> _DO THIS_: The material below should be written out in full and exactly; pictures stay out of the copy.
^^^^
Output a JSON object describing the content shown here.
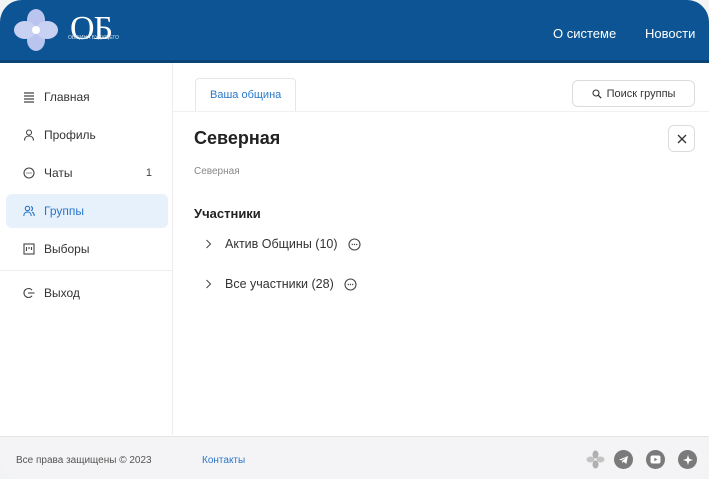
{
  "header": {
    "logo_text": "ОБ",
    "logo_subtitle": "ОБЩИНА БУДУЩЕГО",
    "nav": [
      "О системе",
      "Новости"
    ]
  },
  "sidebar": {
    "items": [
      {
        "label": "Главная",
        "icon": "home-list-icon"
      },
      {
        "label": "Профиль",
        "icon": "user-icon"
      },
      {
        "label": "Чаты",
        "icon": "chat-icon",
        "badge": "1"
      },
      {
        "label": "Группы",
        "icon": "group-icon",
        "active": true
      },
      {
        "label": "Выборы",
        "icon": "ballot-icon"
      },
      {
        "label": "Выход",
        "icon": "logout-icon"
      }
    ]
  },
  "main": {
    "tab_label": "Ваша община",
    "search_label": "Поиск группы",
    "title": "Северная",
    "subtitle": "Северная",
    "section_title": "Участники",
    "groups": [
      {
        "label": "Актив Общины (10)"
      },
      {
        "label": "Все участники (28)"
      }
    ]
  },
  "footer": {
    "copyright": "Все права защищены © 2023",
    "contacts": "Контакты",
    "social": [
      "logo-flower-icon",
      "telegram-icon",
      "youtube-icon",
      "vk-icon"
    ]
  },
  "colors": {
    "header_bg": "#0c5493",
    "accent": "#2a77c9",
    "active_bg": "#e6f1fc",
    "social_gray": "#7a7a7a"
  }
}
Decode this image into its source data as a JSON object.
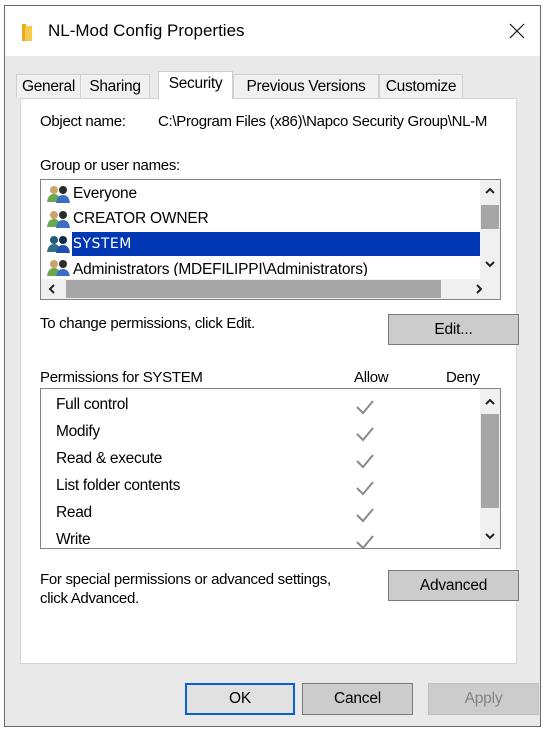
{
  "window": {
    "title": "NL-Mod Config Properties",
    "icon": "folder-icon",
    "close_icon": "close-icon"
  },
  "tabs": [
    {
      "label": "General",
      "active": false
    },
    {
      "label": "Sharing",
      "active": false
    },
    {
      "label": "Security",
      "active": true
    },
    {
      "label": "Previous Versions",
      "active": false
    },
    {
      "label": "Customize",
      "active": false
    }
  ],
  "security": {
    "object_name_label": "Object name:",
    "object_name_value": "C:\\Program Files (x86)\\Napco Security Group\\NL-M",
    "group_label": "Group or user names:",
    "users": [
      {
        "name": "Everyone",
        "selected": false,
        "icon": "users-group-icon"
      },
      {
        "name": "CREATOR OWNER",
        "selected": false,
        "icon": "users-group-icon"
      },
      {
        "name": "SYSTEM",
        "selected": true,
        "icon": "users-group-icon"
      },
      {
        "name": "Administrators (MDEFILIPPI\\Administrators)",
        "selected": false,
        "icon": "users-group-icon"
      }
    ],
    "change_hint": "To change permissions, click Edit.",
    "edit_button": "Edit...",
    "permissions_label": "Permissions for SYSTEM",
    "allow_header": "Allow",
    "deny_header": "Deny",
    "permissions": [
      {
        "name": "Full control",
        "allow": true,
        "deny": false
      },
      {
        "name": "Modify",
        "allow": true,
        "deny": false
      },
      {
        "name": "Read & execute",
        "allow": true,
        "deny": false
      },
      {
        "name": "List folder contents",
        "allow": true,
        "deny": false
      },
      {
        "name": "Read",
        "allow": true,
        "deny": false
      },
      {
        "name": "Write",
        "allow": true,
        "deny": false
      }
    ],
    "advanced_hint_line1": "For special permissions or advanced settings,",
    "advanced_hint_line2": "click Advanced.",
    "advanced_button": "Advanced"
  },
  "footer": {
    "ok": "OK",
    "cancel": "Cancel",
    "apply": "Apply"
  },
  "colors": {
    "selection": "#0037b4",
    "default_button_border": "#0a5fd0",
    "check": "#8a8a8a"
  }
}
^^^^
> _SOLUTION FOR THIS PROBLEM_:
Output a JSON object describing the content shown here.
{
  "header": {
    "logo_text": "ОБ",
    "logo_subtitle": "ОБЩИНА БУДУЩЕГО",
    "nav": [
      "О системе",
      "Новости"
    ]
  },
  "sidebar": {
    "items": [
      {
        "label": "Главная",
        "icon": "home-list-icon"
      },
      {
        "label": "Профиль",
        "icon": "user-icon"
      },
      {
        "label": "Чаты",
        "icon": "chat-icon",
        "badge": "1"
      },
      {
        "label": "Группы",
        "icon": "group-icon",
        "active": true
      },
      {
        "label": "Выборы",
        "icon": "ballot-icon"
      },
      {
        "label": "Выход",
        "icon": "logout-icon"
      }
    ]
  },
  "main": {
    "tab_label": "Ваша община",
    "search_label": "Поиск группы",
    "title": "Северная",
    "subtitle": "Северная",
    "section_title": "Участники",
    "groups": [
      {
        "label": "Актив Общины (10)"
      },
      {
        "label": "Все участники (28)"
      }
    ]
  },
  "footer": {
    "copyright": "Все права защищены © 2023",
    "contacts": "Контакты",
    "social": [
      "logo-flower-icon",
      "telegram-icon",
      "youtube-icon",
      "vk-icon"
    ]
  },
  "colors": {
    "header_bg": "#0c5493",
    "accent": "#2a77c9",
    "active_bg": "#e6f1fc",
    "social_gray": "#7a7a7a"
  }
}
Decode this image into its source data as a JSON object.
{
  "window": {
    "title": "NL-Mod Config Properties",
    "icon": "folder-icon",
    "close_icon": "close-icon"
  },
  "tabs": [
    {
      "label": "General",
      "active": false
    },
    {
      "label": "Sharing",
      "active": false
    },
    {
      "label": "Security",
      "active": true
    },
    {
      "label": "Previous Versions",
      "active": false
    },
    {
      "label": "Customize",
      "active": false
    }
  ],
  "security": {
    "object_name_label": "Object name:",
    "object_name_value": "C:\\Program Files (x86)\\Napco Security Group\\NL-M",
    "group_label": "Group or user names:",
    "users": [
      {
        "name": "Everyone",
        "selected": false,
        "icon": "users-group-icon"
      },
      {
        "name": "CREATOR OWNER",
        "selected": false,
        "icon": "users-group-icon"
      },
      {
        "name": "SYSTEM",
        "selected": true,
        "icon": "users-group-icon"
      },
      {
        "name": "Administrators (MDEFILIPPI\\Administrators)",
        "selected": false,
        "icon": "users-group-icon"
      }
    ],
    "change_hint": "To change permissions, click Edit.",
    "edit_button": "Edit...",
    "permissions_label": "Permissions for SYSTEM",
    "allow_header": "Allow",
    "deny_header": "Deny",
    "permissions": [
      {
        "name": "Full control",
        "allow": true,
        "deny": false
      },
      {
        "name": "Modify",
        "allow": true,
        "deny": false
      },
      {
        "name": "Read & execute",
        "allow": true,
        "deny": false
      },
      {
        "name": "List folder contents",
        "allow": true,
        "deny": false
      },
      {
        "name": "Read",
        "allow": true,
        "deny": false
      },
      {
        "name": "Write",
        "allow": true,
        "deny": false
      }
    ],
    "advanced_hint_line1": "For special permissions or advanced settings,",
    "advanced_hint_line2": "click Advanced.",
    "advanced_button": "Advanced"
  },
  "footer": {
    "ok": "OK",
    "cancel": "Cancel",
    "apply": "Apply"
  },
  "colors": {
    "selection": "#0037b4",
    "default_button_border": "#0a5fd0",
    "check": "#8a8a8a"
  }
}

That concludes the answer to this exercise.